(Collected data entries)
□ □ □ □ □
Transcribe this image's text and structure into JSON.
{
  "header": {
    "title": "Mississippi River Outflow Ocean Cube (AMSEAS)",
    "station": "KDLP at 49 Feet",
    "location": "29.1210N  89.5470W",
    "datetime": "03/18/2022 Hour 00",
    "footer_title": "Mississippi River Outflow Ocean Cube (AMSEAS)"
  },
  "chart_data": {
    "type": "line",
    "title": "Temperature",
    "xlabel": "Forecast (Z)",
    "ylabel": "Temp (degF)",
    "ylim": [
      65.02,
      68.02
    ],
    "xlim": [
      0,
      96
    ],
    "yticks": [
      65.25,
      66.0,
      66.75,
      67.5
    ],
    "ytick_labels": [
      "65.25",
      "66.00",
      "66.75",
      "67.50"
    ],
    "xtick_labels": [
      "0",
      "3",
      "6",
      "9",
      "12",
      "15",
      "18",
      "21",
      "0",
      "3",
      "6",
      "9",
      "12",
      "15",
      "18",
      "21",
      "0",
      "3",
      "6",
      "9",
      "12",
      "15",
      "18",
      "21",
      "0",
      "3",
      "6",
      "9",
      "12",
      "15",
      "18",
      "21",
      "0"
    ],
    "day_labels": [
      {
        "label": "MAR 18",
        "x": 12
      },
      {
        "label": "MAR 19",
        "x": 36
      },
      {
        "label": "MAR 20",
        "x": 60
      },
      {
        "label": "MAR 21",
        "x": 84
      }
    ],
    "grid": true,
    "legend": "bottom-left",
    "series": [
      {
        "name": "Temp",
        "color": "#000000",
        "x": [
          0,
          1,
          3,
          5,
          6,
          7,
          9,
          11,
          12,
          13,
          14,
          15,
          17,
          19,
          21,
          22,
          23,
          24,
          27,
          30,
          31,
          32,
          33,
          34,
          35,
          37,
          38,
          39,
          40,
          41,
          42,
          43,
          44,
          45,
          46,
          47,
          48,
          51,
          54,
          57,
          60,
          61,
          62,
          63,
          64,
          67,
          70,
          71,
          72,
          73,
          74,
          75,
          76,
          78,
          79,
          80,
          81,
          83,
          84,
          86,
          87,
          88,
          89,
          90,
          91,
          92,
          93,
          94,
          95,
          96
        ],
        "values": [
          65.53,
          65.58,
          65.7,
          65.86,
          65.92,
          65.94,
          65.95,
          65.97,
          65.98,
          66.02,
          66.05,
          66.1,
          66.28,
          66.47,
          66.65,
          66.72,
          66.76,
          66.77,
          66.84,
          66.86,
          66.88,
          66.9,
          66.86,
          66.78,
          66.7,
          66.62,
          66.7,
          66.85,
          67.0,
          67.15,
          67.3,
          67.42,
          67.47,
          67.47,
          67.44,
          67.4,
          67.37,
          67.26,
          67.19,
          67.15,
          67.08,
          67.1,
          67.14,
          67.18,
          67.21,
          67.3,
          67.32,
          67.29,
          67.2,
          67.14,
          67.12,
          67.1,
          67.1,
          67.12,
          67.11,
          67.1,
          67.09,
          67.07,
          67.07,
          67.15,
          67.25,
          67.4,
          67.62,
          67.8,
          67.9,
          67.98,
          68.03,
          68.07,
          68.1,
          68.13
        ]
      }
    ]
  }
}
□ □ □ □ □
- Set exercise
Repeat every entry exactly, please.

- The response
Transcribe this image's text and structure into JSON.
{
  "header": {
    "title": "Mississippi River Outflow Ocean Cube (AMSEAS)",
    "station": "KDLP at 49 Feet",
    "location": "29.1210N  89.5470W",
    "datetime": "03/18/2022 Hour 00",
    "footer_title": "Mississippi River Outflow Ocean Cube (AMSEAS)"
  },
  "chart_data": {
    "type": "line",
    "title": "Temperature",
    "xlabel": "Forecast (Z)",
    "ylabel": "Temp (degF)",
    "ylim": [
      65.02,
      68.02
    ],
    "xlim": [
      0,
      96
    ],
    "yticks": [
      65.25,
      66.0,
      66.75,
      67.5
    ],
    "ytick_labels": [
      "65.25",
      "66.00",
      "66.75",
      "67.50"
    ],
    "xtick_labels": [
      "0",
      "3",
      "6",
      "9",
      "12",
      "15",
      "18",
      "21",
      "0",
      "3",
      "6",
      "9",
      "12",
      "15",
      "18",
      "21",
      "0",
      "3",
      "6",
      "9",
      "12",
      "15",
      "18",
      "21",
      "0",
      "3",
      "6",
      "9",
      "12",
      "15",
      "18",
      "21",
      "0"
    ],
    "day_labels": [
      {
        "label": "MAR 18",
        "x": 12
      },
      {
        "label": "MAR 19",
        "x": 36
      },
      {
        "label": "MAR 20",
        "x": 60
      },
      {
        "label": "MAR 21",
        "x": 84
      }
    ],
    "grid": true,
    "legend": "bottom-left",
    "series": [
      {
        "name": "Temp",
        "color": "#000000",
        "x": [
          0,
          1,
          3,
          5,
          6,
          7,
          9,
          11,
          12,
          13,
          14,
          15,
          17,
          19,
          21,
          22,
          23,
          24,
          27,
          30,
          31,
          32,
          33,
          34,
          35,
          37,
          38,
          39,
          40,
          41,
          42,
          43,
          44,
          45,
          46,
          47,
          48,
          51,
          54,
          57,
          60,
          61,
          62,
          63,
          64,
          67,
          70,
          71,
          72,
          73,
          74,
          75,
          76,
          78,
          79,
          80,
          81,
          83,
          84,
          86,
          87,
          88,
          89,
          90,
          91,
          92,
          93,
          94,
          95,
          96
        ],
        "values": [
          65.53,
          65.58,
          65.7,
          65.86,
          65.92,
          65.94,
          65.95,
          65.97,
          65.98,
          66.02,
          66.05,
          66.1,
          66.28,
          66.47,
          66.65,
          66.72,
          66.76,
          66.77,
          66.84,
          66.86,
          66.88,
          66.9,
          66.86,
          66.78,
          66.7,
          66.62,
          66.7,
          66.85,
          67.0,
          67.15,
          67.3,
          67.42,
          67.47,
          67.47,
          67.44,
          67.4,
          67.37,
          67.26,
          67.19,
          67.15,
          67.08,
          67.1,
          67.14,
          67.18,
          67.21,
          67.3,
          67.32,
          67.29,
          67.2,
          67.14,
          67.12,
          67.1,
          67.1,
          67.12,
          67.11,
          67.1,
          67.09,
          67.07,
          67.07,
          67.15,
          67.25,
          67.4,
          67.62,
          67.8,
          67.9,
          67.98,
          68.03,
          68.07,
          68.1,
          68.13
        ]
      }
    ]
  }
}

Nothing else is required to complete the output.